Source data
● ● ● ● ● ● ●

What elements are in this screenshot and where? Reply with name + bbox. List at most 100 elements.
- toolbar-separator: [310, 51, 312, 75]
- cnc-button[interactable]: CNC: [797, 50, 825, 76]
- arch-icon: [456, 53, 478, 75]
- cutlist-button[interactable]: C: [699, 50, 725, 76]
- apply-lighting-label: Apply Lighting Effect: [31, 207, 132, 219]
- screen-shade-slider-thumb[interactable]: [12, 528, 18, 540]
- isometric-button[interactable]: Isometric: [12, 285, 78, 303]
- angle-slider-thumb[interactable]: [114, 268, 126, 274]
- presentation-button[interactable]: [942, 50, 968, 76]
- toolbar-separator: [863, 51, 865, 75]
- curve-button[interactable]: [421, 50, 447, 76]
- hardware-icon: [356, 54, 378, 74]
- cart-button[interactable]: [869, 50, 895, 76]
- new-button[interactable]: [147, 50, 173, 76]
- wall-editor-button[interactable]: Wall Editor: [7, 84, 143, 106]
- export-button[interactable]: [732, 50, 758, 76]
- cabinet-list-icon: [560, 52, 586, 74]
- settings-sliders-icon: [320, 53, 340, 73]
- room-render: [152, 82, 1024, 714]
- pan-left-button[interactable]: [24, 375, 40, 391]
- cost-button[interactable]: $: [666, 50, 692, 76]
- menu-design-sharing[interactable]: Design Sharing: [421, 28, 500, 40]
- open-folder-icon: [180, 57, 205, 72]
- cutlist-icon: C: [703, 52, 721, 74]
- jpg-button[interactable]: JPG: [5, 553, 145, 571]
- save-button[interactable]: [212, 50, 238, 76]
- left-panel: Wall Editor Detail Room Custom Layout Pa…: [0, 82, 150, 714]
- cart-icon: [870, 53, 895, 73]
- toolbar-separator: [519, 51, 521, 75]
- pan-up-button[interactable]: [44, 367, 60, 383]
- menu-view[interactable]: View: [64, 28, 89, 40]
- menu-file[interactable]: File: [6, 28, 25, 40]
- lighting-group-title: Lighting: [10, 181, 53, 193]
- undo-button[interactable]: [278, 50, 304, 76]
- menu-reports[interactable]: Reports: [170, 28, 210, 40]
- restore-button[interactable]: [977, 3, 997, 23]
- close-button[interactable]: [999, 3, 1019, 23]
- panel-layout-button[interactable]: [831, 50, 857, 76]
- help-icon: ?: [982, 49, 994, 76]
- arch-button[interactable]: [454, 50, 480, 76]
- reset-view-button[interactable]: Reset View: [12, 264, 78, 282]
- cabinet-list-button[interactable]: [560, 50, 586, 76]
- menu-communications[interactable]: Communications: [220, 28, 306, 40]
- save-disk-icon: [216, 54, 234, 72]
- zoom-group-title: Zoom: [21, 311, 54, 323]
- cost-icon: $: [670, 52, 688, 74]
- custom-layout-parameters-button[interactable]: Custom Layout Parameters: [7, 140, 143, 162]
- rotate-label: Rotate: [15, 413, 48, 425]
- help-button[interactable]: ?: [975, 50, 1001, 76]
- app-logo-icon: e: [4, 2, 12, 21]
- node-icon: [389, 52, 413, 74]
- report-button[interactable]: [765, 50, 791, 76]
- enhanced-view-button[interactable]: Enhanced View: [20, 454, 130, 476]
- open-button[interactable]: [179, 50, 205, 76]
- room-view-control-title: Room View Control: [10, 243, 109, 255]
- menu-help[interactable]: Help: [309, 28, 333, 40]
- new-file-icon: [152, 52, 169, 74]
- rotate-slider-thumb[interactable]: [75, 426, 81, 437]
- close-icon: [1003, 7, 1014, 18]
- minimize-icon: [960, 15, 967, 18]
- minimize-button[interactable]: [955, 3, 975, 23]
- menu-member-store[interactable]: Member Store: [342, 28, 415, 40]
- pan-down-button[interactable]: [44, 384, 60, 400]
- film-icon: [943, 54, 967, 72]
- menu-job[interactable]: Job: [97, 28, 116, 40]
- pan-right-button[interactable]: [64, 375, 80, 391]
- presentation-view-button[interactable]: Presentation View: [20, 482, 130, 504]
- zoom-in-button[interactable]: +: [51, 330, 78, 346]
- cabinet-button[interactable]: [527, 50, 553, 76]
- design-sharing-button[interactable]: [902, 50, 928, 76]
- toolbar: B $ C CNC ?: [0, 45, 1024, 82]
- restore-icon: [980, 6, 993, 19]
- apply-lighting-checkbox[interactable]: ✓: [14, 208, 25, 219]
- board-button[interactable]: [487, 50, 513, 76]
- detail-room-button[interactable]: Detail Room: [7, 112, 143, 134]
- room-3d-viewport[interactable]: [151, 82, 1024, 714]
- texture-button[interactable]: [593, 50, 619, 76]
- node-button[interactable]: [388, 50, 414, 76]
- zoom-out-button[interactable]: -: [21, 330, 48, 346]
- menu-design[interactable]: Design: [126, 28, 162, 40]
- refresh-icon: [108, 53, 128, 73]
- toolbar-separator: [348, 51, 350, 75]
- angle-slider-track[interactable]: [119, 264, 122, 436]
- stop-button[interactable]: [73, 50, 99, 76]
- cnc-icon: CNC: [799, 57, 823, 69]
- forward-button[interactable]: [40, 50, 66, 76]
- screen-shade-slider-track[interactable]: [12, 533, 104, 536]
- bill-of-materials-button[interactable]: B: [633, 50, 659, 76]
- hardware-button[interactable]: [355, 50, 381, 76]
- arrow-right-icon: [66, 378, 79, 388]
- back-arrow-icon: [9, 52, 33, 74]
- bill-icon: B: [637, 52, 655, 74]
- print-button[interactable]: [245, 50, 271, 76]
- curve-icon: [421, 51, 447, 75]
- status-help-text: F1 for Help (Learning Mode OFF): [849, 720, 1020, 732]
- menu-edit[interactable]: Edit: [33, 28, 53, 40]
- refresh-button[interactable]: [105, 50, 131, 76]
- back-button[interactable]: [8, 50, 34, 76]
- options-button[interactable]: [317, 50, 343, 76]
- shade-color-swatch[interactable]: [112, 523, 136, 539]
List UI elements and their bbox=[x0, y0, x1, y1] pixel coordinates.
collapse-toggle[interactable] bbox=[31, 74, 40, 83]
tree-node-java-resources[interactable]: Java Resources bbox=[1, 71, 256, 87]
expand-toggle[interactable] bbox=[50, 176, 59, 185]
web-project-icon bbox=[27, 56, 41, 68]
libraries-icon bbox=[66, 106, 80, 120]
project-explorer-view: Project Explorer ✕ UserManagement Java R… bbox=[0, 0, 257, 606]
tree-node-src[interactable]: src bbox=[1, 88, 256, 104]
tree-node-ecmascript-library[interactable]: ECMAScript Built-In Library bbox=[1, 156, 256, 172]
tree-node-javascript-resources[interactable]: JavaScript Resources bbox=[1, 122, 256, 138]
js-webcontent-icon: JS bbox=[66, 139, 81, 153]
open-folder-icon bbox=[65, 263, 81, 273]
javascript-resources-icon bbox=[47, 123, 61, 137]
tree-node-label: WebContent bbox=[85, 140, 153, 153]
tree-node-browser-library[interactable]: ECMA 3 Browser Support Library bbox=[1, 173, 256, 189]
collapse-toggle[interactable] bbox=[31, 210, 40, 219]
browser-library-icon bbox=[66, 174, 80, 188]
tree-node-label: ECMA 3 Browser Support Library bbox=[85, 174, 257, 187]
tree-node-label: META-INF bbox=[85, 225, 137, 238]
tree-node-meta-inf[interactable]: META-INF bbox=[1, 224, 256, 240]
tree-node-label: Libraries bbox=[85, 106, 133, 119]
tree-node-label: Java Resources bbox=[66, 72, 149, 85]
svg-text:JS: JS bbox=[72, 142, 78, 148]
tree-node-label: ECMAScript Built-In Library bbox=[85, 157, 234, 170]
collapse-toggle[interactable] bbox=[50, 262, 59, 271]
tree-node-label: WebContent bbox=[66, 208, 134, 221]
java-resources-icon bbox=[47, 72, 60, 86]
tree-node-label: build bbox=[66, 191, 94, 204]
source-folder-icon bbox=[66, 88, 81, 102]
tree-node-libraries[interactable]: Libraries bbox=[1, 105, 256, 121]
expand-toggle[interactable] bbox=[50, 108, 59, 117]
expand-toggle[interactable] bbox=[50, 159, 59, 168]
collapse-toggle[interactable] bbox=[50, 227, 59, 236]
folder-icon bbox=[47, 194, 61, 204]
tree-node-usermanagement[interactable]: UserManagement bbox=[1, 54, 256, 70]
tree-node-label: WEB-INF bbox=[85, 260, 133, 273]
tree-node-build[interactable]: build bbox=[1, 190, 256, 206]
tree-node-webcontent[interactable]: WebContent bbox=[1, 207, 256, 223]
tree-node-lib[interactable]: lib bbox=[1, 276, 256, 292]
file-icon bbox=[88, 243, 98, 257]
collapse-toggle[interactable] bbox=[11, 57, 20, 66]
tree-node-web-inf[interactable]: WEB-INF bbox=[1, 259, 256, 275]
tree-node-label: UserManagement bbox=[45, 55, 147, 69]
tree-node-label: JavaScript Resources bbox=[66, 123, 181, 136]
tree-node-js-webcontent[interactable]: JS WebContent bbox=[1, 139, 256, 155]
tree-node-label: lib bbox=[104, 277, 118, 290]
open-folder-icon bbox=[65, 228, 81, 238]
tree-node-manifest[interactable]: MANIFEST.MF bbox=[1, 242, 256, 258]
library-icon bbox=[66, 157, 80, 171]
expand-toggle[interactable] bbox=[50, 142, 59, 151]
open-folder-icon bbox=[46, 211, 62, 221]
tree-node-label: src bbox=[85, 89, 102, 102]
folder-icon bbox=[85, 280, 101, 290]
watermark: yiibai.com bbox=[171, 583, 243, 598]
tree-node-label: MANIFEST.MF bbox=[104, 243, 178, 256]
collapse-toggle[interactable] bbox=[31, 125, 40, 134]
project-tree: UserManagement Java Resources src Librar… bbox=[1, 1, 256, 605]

● ● ● ● ● ● ●

#### [TO BE DONE]
Copy out the material exactly, everything from its first line down to the line containing "- save-button[interactable]: [212, 50, 238, 76]", with both ends included.

#### [OUTPUT FOR THIS TASK]
What elements are in this screenshot and where? Reply with name + bbox. List at most 100 elements.
- toolbar-separator: [310, 51, 312, 75]
- cnc-button[interactable]: CNC: [797, 50, 825, 76]
- arch-icon: [456, 53, 478, 75]
- cutlist-button[interactable]: C: [699, 50, 725, 76]
- apply-lighting-label: Apply Lighting Effect: [31, 207, 132, 219]
- screen-shade-slider-thumb[interactable]: [12, 528, 18, 540]
- isometric-button[interactable]: Isometric: [12, 285, 78, 303]
- angle-slider-thumb[interactable]: [114, 268, 126, 274]
- presentation-button[interactable]: [942, 50, 968, 76]
- toolbar-separator: [863, 51, 865, 75]
- curve-button[interactable]: [421, 50, 447, 76]
- hardware-icon: [356, 54, 378, 74]
- cart-button[interactable]: [869, 50, 895, 76]
- new-button[interactable]: [147, 50, 173, 76]
- wall-editor-button[interactable]: Wall Editor: [7, 84, 143, 106]
- export-button[interactable]: [732, 50, 758, 76]
- cabinet-list-icon: [560, 52, 586, 74]
- settings-sliders-icon: [320, 53, 340, 73]
- room-render: [152, 82, 1024, 714]
- pan-left-button[interactable]: [24, 375, 40, 391]
- cost-button[interactable]: $: [666, 50, 692, 76]
- menu-design-sharing[interactable]: Design Sharing: [421, 28, 500, 40]
- open-folder-icon: [180, 57, 205, 72]
- cutlist-icon: C: [703, 52, 721, 74]
- jpg-button[interactable]: JPG: [5, 553, 145, 571]
- save-button[interactable]: [212, 50, 238, 76]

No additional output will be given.